Stated problem =>
Check each line for the word "Microphone" and report how many have it. Give nothing else.

===== Supplied material =====

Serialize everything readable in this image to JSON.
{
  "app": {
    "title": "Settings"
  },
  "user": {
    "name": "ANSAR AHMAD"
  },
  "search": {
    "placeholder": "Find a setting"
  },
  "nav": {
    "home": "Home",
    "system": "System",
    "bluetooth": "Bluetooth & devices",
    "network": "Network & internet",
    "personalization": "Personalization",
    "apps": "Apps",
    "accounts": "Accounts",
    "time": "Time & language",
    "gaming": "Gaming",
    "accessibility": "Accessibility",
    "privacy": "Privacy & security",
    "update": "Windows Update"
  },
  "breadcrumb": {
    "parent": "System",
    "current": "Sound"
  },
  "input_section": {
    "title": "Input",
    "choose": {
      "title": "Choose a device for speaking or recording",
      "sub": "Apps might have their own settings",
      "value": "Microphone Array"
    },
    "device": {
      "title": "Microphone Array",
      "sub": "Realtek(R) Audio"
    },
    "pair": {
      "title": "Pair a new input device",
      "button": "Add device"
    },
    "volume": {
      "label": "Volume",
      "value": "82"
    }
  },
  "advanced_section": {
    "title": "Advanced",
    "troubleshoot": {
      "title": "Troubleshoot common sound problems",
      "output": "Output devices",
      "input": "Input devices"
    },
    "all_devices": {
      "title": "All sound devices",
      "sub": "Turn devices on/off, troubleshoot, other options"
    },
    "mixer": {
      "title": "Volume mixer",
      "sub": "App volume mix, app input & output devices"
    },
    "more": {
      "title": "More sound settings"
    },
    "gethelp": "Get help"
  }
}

=====

Full response =>
2